Given data »

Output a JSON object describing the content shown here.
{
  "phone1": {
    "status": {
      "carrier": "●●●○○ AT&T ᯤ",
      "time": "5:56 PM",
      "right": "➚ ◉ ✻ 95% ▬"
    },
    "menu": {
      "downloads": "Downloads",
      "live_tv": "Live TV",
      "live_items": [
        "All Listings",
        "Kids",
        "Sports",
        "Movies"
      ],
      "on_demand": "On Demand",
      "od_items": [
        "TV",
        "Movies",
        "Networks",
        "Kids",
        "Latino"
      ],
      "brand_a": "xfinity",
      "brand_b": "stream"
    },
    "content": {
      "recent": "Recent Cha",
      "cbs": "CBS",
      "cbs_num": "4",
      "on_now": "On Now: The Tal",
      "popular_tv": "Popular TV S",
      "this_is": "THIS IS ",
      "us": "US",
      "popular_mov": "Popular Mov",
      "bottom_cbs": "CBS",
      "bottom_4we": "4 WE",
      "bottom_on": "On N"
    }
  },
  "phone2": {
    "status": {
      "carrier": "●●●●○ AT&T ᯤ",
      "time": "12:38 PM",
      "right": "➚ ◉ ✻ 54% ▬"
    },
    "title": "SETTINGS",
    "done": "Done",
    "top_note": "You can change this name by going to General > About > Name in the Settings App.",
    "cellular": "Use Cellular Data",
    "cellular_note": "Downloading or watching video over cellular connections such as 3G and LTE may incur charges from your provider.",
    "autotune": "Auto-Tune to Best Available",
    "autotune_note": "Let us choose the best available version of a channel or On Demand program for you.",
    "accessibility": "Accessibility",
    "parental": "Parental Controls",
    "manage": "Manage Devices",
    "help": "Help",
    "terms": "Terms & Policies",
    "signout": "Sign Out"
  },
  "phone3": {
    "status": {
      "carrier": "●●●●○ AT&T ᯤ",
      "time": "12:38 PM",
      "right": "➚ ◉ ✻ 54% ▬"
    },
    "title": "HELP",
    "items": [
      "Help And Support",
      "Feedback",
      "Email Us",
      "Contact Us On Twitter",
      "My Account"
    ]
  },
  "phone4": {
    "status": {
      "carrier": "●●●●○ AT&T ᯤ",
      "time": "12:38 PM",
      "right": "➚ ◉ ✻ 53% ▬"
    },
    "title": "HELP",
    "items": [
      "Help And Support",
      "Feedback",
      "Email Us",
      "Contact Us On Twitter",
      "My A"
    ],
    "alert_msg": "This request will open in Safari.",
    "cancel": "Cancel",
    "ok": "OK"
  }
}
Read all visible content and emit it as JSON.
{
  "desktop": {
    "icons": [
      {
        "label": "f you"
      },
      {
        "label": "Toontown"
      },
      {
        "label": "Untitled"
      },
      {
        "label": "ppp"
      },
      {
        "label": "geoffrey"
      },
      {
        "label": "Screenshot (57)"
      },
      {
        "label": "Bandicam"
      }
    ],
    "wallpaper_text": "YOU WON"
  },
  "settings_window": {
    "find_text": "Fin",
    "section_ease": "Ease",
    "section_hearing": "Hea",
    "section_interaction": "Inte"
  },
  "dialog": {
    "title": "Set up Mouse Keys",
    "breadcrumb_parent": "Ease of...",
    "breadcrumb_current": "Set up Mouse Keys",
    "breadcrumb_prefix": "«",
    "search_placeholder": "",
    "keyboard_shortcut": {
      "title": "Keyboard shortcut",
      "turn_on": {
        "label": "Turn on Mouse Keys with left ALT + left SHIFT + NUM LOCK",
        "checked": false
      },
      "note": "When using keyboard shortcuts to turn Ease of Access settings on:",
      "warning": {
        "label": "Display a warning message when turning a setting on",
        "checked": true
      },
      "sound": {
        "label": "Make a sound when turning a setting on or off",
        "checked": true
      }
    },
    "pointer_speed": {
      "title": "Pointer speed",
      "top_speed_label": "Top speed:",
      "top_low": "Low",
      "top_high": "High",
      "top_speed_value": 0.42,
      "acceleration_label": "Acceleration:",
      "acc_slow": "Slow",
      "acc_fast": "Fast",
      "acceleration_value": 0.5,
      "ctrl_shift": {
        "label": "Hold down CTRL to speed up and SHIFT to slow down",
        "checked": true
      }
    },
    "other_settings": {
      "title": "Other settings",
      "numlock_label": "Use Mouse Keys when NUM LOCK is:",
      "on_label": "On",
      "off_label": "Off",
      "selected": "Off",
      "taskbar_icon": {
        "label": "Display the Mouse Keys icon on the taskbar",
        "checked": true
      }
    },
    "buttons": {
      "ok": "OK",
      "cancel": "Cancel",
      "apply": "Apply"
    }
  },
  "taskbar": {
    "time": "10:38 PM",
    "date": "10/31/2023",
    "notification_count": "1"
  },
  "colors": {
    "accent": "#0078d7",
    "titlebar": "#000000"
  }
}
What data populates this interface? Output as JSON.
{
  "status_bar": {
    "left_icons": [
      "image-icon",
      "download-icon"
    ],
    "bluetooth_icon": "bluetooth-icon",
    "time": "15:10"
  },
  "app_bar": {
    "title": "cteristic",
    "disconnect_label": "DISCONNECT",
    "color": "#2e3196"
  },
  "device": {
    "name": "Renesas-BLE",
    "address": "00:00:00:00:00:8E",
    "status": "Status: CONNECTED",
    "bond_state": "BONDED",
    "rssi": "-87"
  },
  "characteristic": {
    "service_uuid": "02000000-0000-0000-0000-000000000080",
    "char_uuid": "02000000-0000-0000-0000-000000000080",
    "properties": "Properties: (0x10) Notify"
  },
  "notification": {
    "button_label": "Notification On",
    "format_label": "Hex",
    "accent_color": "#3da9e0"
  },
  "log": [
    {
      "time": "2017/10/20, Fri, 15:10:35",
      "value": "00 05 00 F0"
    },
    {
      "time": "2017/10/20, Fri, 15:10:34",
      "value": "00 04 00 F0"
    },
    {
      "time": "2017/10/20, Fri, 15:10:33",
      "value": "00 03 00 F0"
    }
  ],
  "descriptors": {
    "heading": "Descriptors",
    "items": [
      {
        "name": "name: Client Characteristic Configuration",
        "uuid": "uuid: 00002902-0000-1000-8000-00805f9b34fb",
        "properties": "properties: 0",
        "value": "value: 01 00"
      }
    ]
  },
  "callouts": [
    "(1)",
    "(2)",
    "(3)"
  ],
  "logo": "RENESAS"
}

Work instructions » Transcribe every entry exactly, omitting nothing.

Response to the exercise »
Output a JSON object describing the content shown here.
{
  "phone1": {
    "status": {
      "carrier": "●●●○○ AT&T ᯤ",
      "time": "5:56 PM",
      "right": "➚ ◉ ✻ 95% ▬"
    },
    "menu": {
      "downloads": "Downloads",
      "live_tv": "Live TV",
      "live_items": [
        "All Listings",
        "Kids",
        "Sports",
        "Movies"
      ],
      "on_demand": "On Demand",
      "od_items": [
        "TV",
        "Movies",
        "Networks",
        "Kids",
        "Latino"
      ],
      "brand_a": "xfinity",
      "brand_b": "stream"
    },
    "content": {
      "recent": "Recent Cha",
      "cbs": "CBS",
      "cbs_num": "4",
      "on_now": "On Now: The Tal",
      "popular_tv": "Popular TV S",
      "this_is": "THIS IS ",
      "us": "US",
      "popular_mov": "Popular Mov",
      "bottom_cbs": "CBS",
      "bottom_4we": "4 WE",
      "bottom_on": "On N"
    }
  },
  "phone2": {
    "status": {
      "carrier": "●●●●○ AT&T ᯤ",
      "time": "12:38 PM",
      "right": "➚ ◉ ✻ 54% ▬"
    },
    "title": "SETTINGS",
    "done": "Done",
    "top_note": "You can change this name by going to General > About > Name in the Settings App.",
    "cellular": "Use Cellular Data",
    "cellular_note": "Downloading or watching video over cellular connections such as 3G and LTE may incur charges from your provider.",
    "autotune": "Auto-Tune to Best Available",
    "autotune_note": "Let us choose the best available version of a channel or On Demand program for you.",
    "accessibility": "Accessibility",
    "parental": "Parental Controls",
    "manage": "Manage Devices",
    "help": "Help",
    "terms": "Terms & Policies",
    "signout": "Sign Out"
  },
  "phone3": {
    "status": {
      "carrier": "●●●●○ AT&T ᯤ",
      "time": "12:38 PM",
      "right": "➚ ◉ ✻ 54% ▬"
    },
    "title": "HELP",
    "items": [
      "Help And Support",
      "Feedback",
      "Email Us",
      "Contact Us On Twitter",
      "My Account"
    ]
  },
  "phone4": {
    "status": {
      "carrier": "●●●●○ AT&T ᯤ",
      "time": "12:38 PM",
      "right": "➚ ◉ ✻ 53% ▬"
    },
    "title": "HELP",
    "items": [
      "Help And Support",
      "Feedback",
      "Email Us",
      "Contact Us On Twitter",
      "My A"
    ],
    "alert_msg": "This request will open in Safari.",
    "cancel": "Cancel",
    "ok": "OK"
  }
}
Read all visible content and emit it as JSON.
{
  "desktop": {
    "icons": [
      {
        "label": "f you"
      },
      {
        "label": "Toontown"
      },
      {
        "label": "Untitled"
      },
      {
        "label": "ppp"
      },
      {
        "label": "geoffrey"
      },
      {
        "label": "Screenshot (57)"
      },
      {
        "label": "Bandicam"
      }
    ],
    "wallpaper_text": "YOU WON"
  },
  "settings_window": {
    "find_text": "Fin",
    "section_ease": "Ease",
    "section_hearing": "Hea",
    "section_interaction": "Inte"
  },
  "dialog": {
    "title": "Set up Mouse Keys",
    "breadcrumb_parent": "Ease of...",
    "breadcrumb_current": "Set up Mouse Keys",
    "breadcrumb_prefix": "«",
    "search_placeholder": "",
    "keyboard_shortcut": {
      "title": "Keyboard shortcut",
      "turn_on": {
        "label": "Turn on Mouse Keys with left ALT + left SHIFT + NUM LOCK",
        "checked": false
      },
      "note": "When using keyboard shortcuts to turn Ease of Access settings on:",
      "warning": {
        "label": "Display a warning message when turning a setting on",
        "checked": true
      },
      "sound": {
        "label": "Make a sound when turning a setting on or off",
        "checked": true
      }
    },
    "pointer_speed": {
      "title": "Pointer speed",
      "top_speed_label": "Top speed:",
      "top_low": "Low",
      "top_high": "High",
      "top_speed_value": 0.42,
      "acceleration_label": "Acceleration:",
      "acc_slow": "Slow",
      "acc_fast": "Fast",
      "acceleration_value": 0.5,
      "ctrl_shift": {
        "label": "Hold down CTRL to speed up and SHIFT to slow down",
        "checked": true
      }
    },
    "other_settings": {
      "title": "Other settings",
      "numlock_label": "Use Mouse Keys when NUM LOCK is:",
      "on_label": "On",
      "off_label": "Off",
      "selected": "Off",
      "taskbar_icon": {
        "label": "Display the Mouse Keys icon on the taskbar",
        "checked": true
      }
    },
    "buttons": {
      "ok": "OK",
      "cancel": "Cancel",
      "apply": "Apply"
    }
  },
  "taskbar": {
    "time": "10:38 PM",
    "date": "10/31/2023",
    "notification_count": "1"
  },
  "colors": {
    "accent": "#0078d7",
    "titlebar": "#000000"
  }
}
What data populates this interface? Output as JSON.
{
  "status_bar": {
    "left_icons": [
      "image-icon",
      "download-icon"
    ],
    "bluetooth_icon": "bluetooth-icon",
    "time": "15:10"
  },
  "app_bar": {
    "title": "cteristic",
    "disconnect_label": "DISCONNECT",
    "color": "#2e3196"
  },
  "device": {
    "name": "Renesas-BLE",
    "address": "00:00:00:00:00:8E",
    "status": "Status: CONNECTED",
    "bond_state": "BONDED",
    "rssi": "-87"
  },
  "characteristic": {
    "service_uuid": "02000000-0000-0000-0000-000000000080",
    "char_uuid": "02000000-0000-0000-0000-000000000080",
    "properties": "Properties: (0x10) Notify"
  },
  "notification": {
    "button_label": "Notification On",
    "format_label": "Hex",
    "accent_color": "#3da9e0"
  },
  "log": [
    {
      "time": "2017/10/20, Fri, 15:10:35",
      "value": "00 05 00 F0"
    },
    {
      "time": "2017/10/20, Fri, 15:10:34",
      "value": "00 04 00 F0"
    },
    {
      "time": "2017/10/20, Fri, 15:10:33",
      "value": "00 03 00 F0"
    }
  ],
  "descriptors": {
    "heading": "Descriptors",
    "items": [
      {
        "name": "name: Client Characteristic Configuration",
        "uuid": "uuid: 00002902-0000-1000-8000-00805f9b34fb",
        "properties": "properties: 0",
        "value": "value: 01 00"
      }
    ]
  },
  "callouts": [
    "(1)",
    "(2)",
    "(3)"
  ],
  "logo": "RENESAS"
}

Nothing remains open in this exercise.